Written task
Pictures do not belong in the copy. Return all of the entries exactly.
[BEGIN Recorded information]
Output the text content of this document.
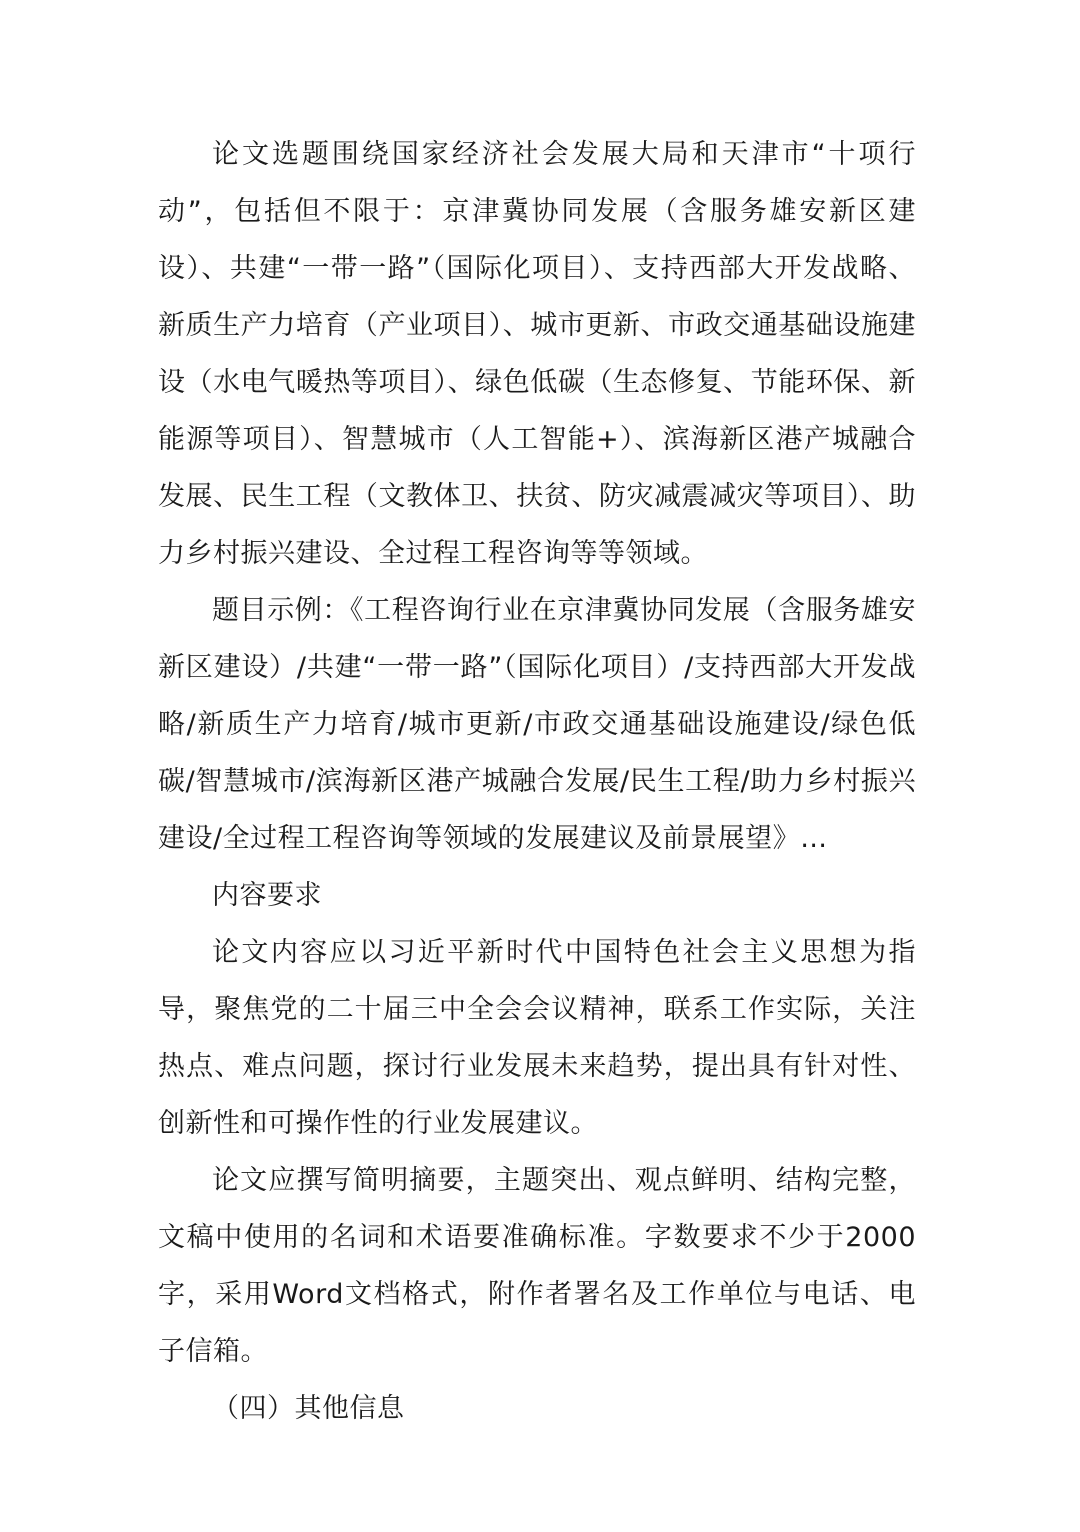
论文选题围绕国家经济社会发展大局和天津市“十项行动”，包括但不限于：京津冀协同发展（含服务雄安新区建设）、共建“一带一路”（国际化项目）、支持西部大开发战略、新质生产力培育（产业项目）、城市更新、市政交通基础设施建设（水电气暖热等项目）、绿色低碳（生态修复、节能环保、新能源等项目）、智慧城市（人工智能+）、滨海新区港产城融合发展、民生工程（文教体卫、扶贫、防灾减震减灾等项目）、助力乡村振兴建设、全过程工程咨询等等领域。

题目示例：《工程咨询行业在京津冀协同发展（含服务雄安新区建设）/共建“一带一路”（国际化项目）/支持西部大开发战略/新质生产力培育/城市更新/市政交通基础设施建设/绿色低碳/智慧城市/滨海新区港产城融合发展/民生工程/助力乡村振兴建设/全过程工程咨询等领域的发展建议及前景展望》…

内容要求

论文内容应以习近平新时代中国特色社会主义思想为指导，聚焦党的二十届三中全会会议精神，联系工作实际，关注热点、难点问题，探讨行业发展未来趋势，提出具有针对性、创新性和可操作性的行业发展建议。

论文应撰写简明摘要，主题突出、观点鲜明、结构完整，文稿中使用的名词和术语要准确标准。字数要求不少于2000字，采用Word文档格式，附作者署名及工作单位与电话、电子信箱。

（四）其他信息
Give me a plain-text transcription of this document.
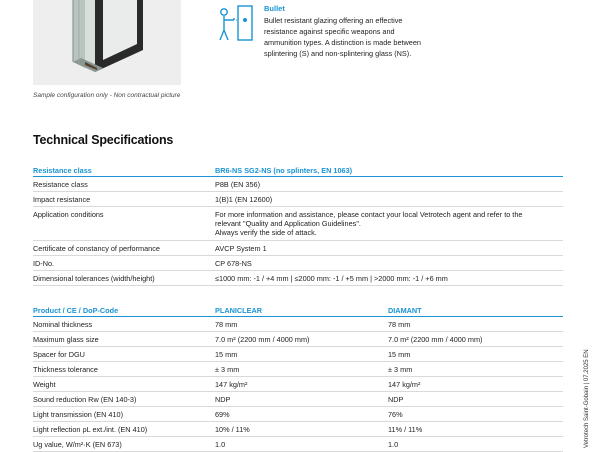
Sample configuration only - Non contractual picture
Bullet
Bullet resistant glazing offering an effective
resistance against specific weapons and
ammunition types. A distinction is made between
splintering (S) and non-splintering glass (NS).
Technical Specifications
Resistance class	BR6-NS SG2-NS (no splinters, EN 1063)
Resistance class	P8B (EN 356)
Impact resistance	1(B)1 (EN 12600)
Application conditions	For more information and assistance, please contact your local Vetrotech agent and refer to the
relevant "Quality and Application Guidelines".
Always verify the side of attack.
Certificate of constancy of performance	AVCP System 1
ID-No.	CP 678-NS
Dimensional tolerances (width/height)	≤1000 mm: -1 / +4 mm | ≤2000 mm: -1 / +5 mm | >2000 mm: -1 / +6 mm
Product / CE / DoP-Code	PLANICLEAR	DIAMANT
Nominal thickness	78 mm	78 mm
Maximum glass size	7.0 m² (2200 mm / 4000 mm)	7.0 m² (2200 mm / 4000 mm)
Spacer for DGU	15 mm	15 mm
Thickness tolerance	± 3 mm	± 3 mm
Weight	147 kg/m²	147 kg/m²
Sound reduction Rw (EN 140-3)	NDP	NDP
Light transmission (EN 410)	69%	76%
Light reflection ρL ext./int. (EN 410)	10% / 11%	11% / 11%
Ug value, W/m²·K (EN 673)	1.0	1.0	Vetrotech Saint-Gobain | 07.2025 EN
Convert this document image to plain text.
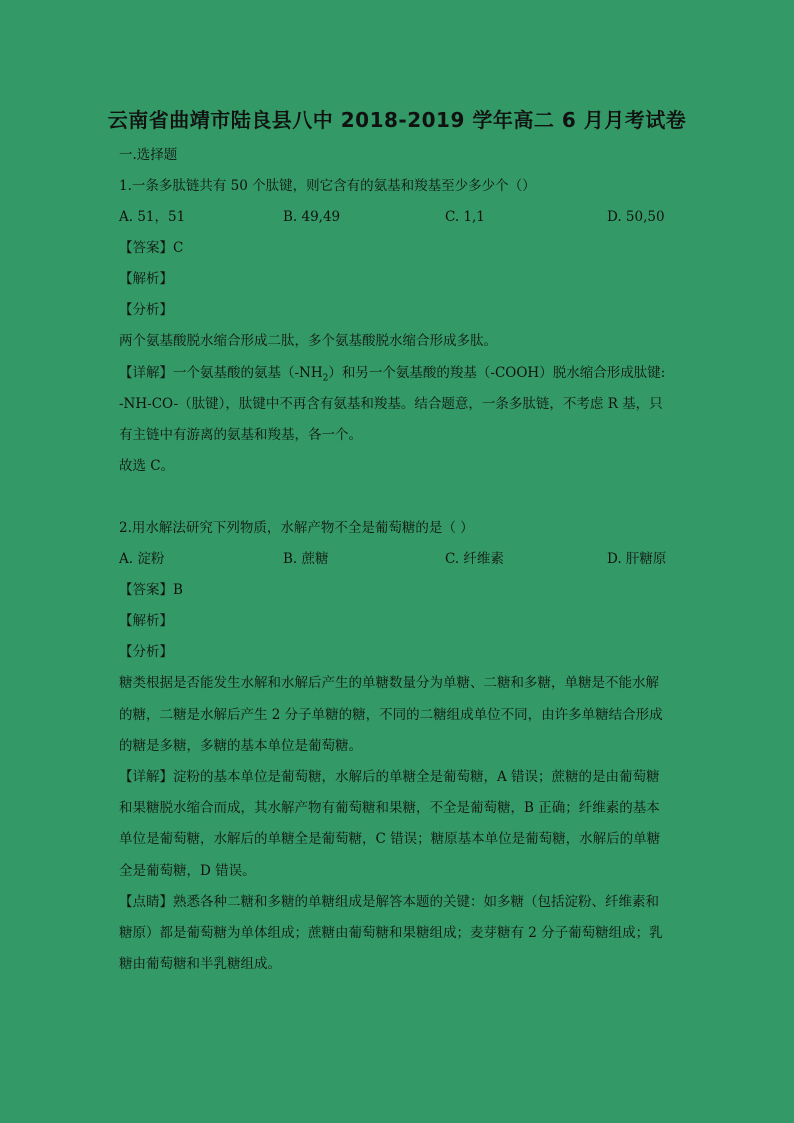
云南省曲靖市陆良县八中 2018-2019 学年高二 6 月月考试卷
一.选择题
1.一条多肽链共有 50 个肽键，则它含有的氨基和羧基至少多少个（）
A. 51，51	B. 49,49	C. 1,1	D. 50,50
【答案】C
【解析】
【分析】
两个氨基酸脱水缩合形成二肽，多个氨基酸脱水缩合形成多肽。
【详解】一个氨基酸的氨基$(-NH_2)$和另一个氨基酸的羧基（-COOH）脱水缩合形成肽键:
-NH-CO-（肽键），肽键中不再含有氨基和羧基。结合题意，一条多肽链，不考虑 R 基，只
有主链中有游离的氨基和羧基，各一个。
故选 C。
2.用水解法研究下列物质，水解产物不全是葡萄糖的是（ ）
A. 淀粉	B. 蔗糖	C. 纤维素	D. 肝糖原
【答案】B
【解析】
【分析】
糖类根据是否能发生水解和水解后产生的单糖数量分为单糖、二糖和多糖，单糖是不能水解
的糖，二糖是水解后产生 2 分子单糖的糖，不同的二糖组成单位不同，由许多单糖结合形成
的糖是多糖，多糖的基本单位是葡萄糖。
【详解】淀粉的基本单位是葡萄糖，水解后的单糖全是葡萄糖，A 错误；蔗糖的是由葡萄糖
和果糖脱水缩合而成，其水解产物有葡萄糖和果糖，不全是葡萄糖，B 正确；纤维素的基本
单位是葡萄糖，水解后的单糖全是葡萄糖，C 错误；糖原基本单位是葡萄糖，水解后的单糖
全是葡萄糖，D 错误。
【点睛】熟悉各种二糖和多糖的单糖组成是解答本题的关键：如多糖（包括淀粉、纤维素和
糖原）都是葡萄糖为单体组成；蔗糖由葡萄糖和果糖组成；麦芽糖有 2 分子葡萄糖组成；乳
糖由葡萄糖和半乳糖组成。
[END Recorded information]
Exercise answer
Output the text content of this document.
论文选题围绕国家经济社会发展大局和天津市“十项行动”，包括但不限于：京津冀协同发展（含服务雄安新区建设）、共建“一带一路”（国际化项目）、支持西部大开发战略、新质生产力培育（产业项目）、城市更新、市政交通基础设施建设（水电气暖热等项目）、绿色低碳（生态修复、节能环保、新能源等项目）、智慧城市（人工智能+）、滨海新区港产城融合发展、民生工程（文教体卫、扶贫、防灾减震减灾等项目）、助力乡村振兴建设、全过程工程咨询等等领域。

题目示例：《工程咨询行业在京津冀协同发展（含服务雄安新区建设）/共建“一带一路”（国际化项目）/支持西部大开发战略/新质生产力培育/城市更新/市政交通基础设施建设/绿色低碳/智慧城市/滨海新区港产城融合发展/民生工程/助力乡村振兴建设/全过程工程咨询等领域的发展建议及前景展望》…

内容要求

论文内容应以习近平新时代中国特色社会主义思想为指导，聚焦党的二十届三中全会会议精神，联系工作实际，关注热点、难点问题，探讨行业发展未来趋势，提出具有针对性、创新性和可操作性的行业发展建议。

论文应撰写简明摘要，主题突出、观点鲜明、结构完整，文稿中使用的名词和术语要准确标准。字数要求不少于2000字，采用Word文档格式，附作者署名及工作单位与电话、电子信箱。

（四）其他信息
Give me a plain-text transcription of this document.
Sample configuration only - Non contractual picture
Bullet
Bullet resistant glazing offering an effective
resistance against specific weapons and
ammunition types. A distinction is made between
splintering (S) and non-splintering glass (NS).
Technical Specifications
Resistance class	BR6-NS SG2-NS (no splinters, EN 1063)
Resistance class	P8B (EN 356)
Impact resistance	1(B)1 (EN 12600)
Application conditions	For more information and assistance, please contact your local Vetrotech agent and refer to the
relevant "Quality and Application Guidelines".
Always verify the side of attack.
Certificate of constancy of performance	AVCP System 1
ID-No.	CP 678-NS
Dimensional tolerances (width/height)	≤1000 mm: -1 / +4 mm | ≤2000 mm: -1 / +5 mm | >2000 mm: -1 / +6 mm
Product / CE / DoP-Code	PLANICLEAR	DIAMANT
Nominal thickness	78 mm	78 mm
Maximum glass size	7.0 m² (2200 mm / 4000 mm)	7.0 m² (2200 mm / 4000 mm)
Spacer for DGU	15 mm	15 mm
Thickness tolerance	± 3 mm	± 3 mm
Weight	147 kg/m²	147 kg/m²
Sound reduction Rw (EN 140-3)	NDP	NDP
Light transmission (EN 410)	69%	76%
Light reflection ρL ext./int. (EN 410)	10% / 11%	11% / 11%
Ug value, W/m²·K (EN 673)	1.0	1.0	Vetrotech Saint-Gobain | 07.2025 EN
Convert this document image to plain text.
云南省曲靖市陆良县八中 2018-2019 学年高二 6 月月考试卷
一.选择题
1.一条多肽链共有 50 个肽键，则它含有的氨基和羧基至少多少个（）
A. 51，51	B. 49,49	C. 1,1	D. 50,50
【答案】C
【解析】
【分析】
两个氨基酸脱水缩合形成二肽，多个氨基酸脱水缩合形成多肽。
【详解】一个氨基酸的氨基$(-NH_2)$和另一个氨基酸的羧基（-COOH）脱水缩合形成肽键:
-NH-CO-（肽键），肽键中不再含有氨基和羧基。结合题意，一条多肽链，不考虑 R 基，只
有主链中有游离的氨基和羧基，各一个。
故选 C。
2.用水解法研究下列物质，水解产物不全是葡萄糖的是（ ）
A. 淀粉	B. 蔗糖	C. 纤维素	D. 肝糖原
【答案】B
【解析】
【分析】
糖类根据是否能发生水解和水解后产生的单糖数量分为单糖、二糖和多糖，单糖是不能水解
的糖，二糖是水解后产生 2 分子单糖的糖，不同的二糖组成单位不同，由许多单糖结合形成
的糖是多糖，多糖的基本单位是葡萄糖。
【详解】淀粉的基本单位是葡萄糖，水解后的单糖全是葡萄糖，A 错误；蔗糖的是由葡萄糖
和果糖脱水缩合而成，其水解产物有葡萄糖和果糖，不全是葡萄糖，B 正确；纤维素的基本
单位是葡萄糖，水解后的单糖全是葡萄糖，C 错误；糖原基本单位是葡萄糖，水解后的单糖
全是葡萄糖，D 错误。
【点睛】熟悉各种二糖和多糖的单糖组成是解答本题的关键：如多糖（包括淀粉、纤维素和
糖原）都是葡萄糖为单体组成；蔗糖由葡萄糖和果糖组成；麦芽糖有 2 分子葡萄糖组成；乳
糖由葡萄糖和半乳糖组成。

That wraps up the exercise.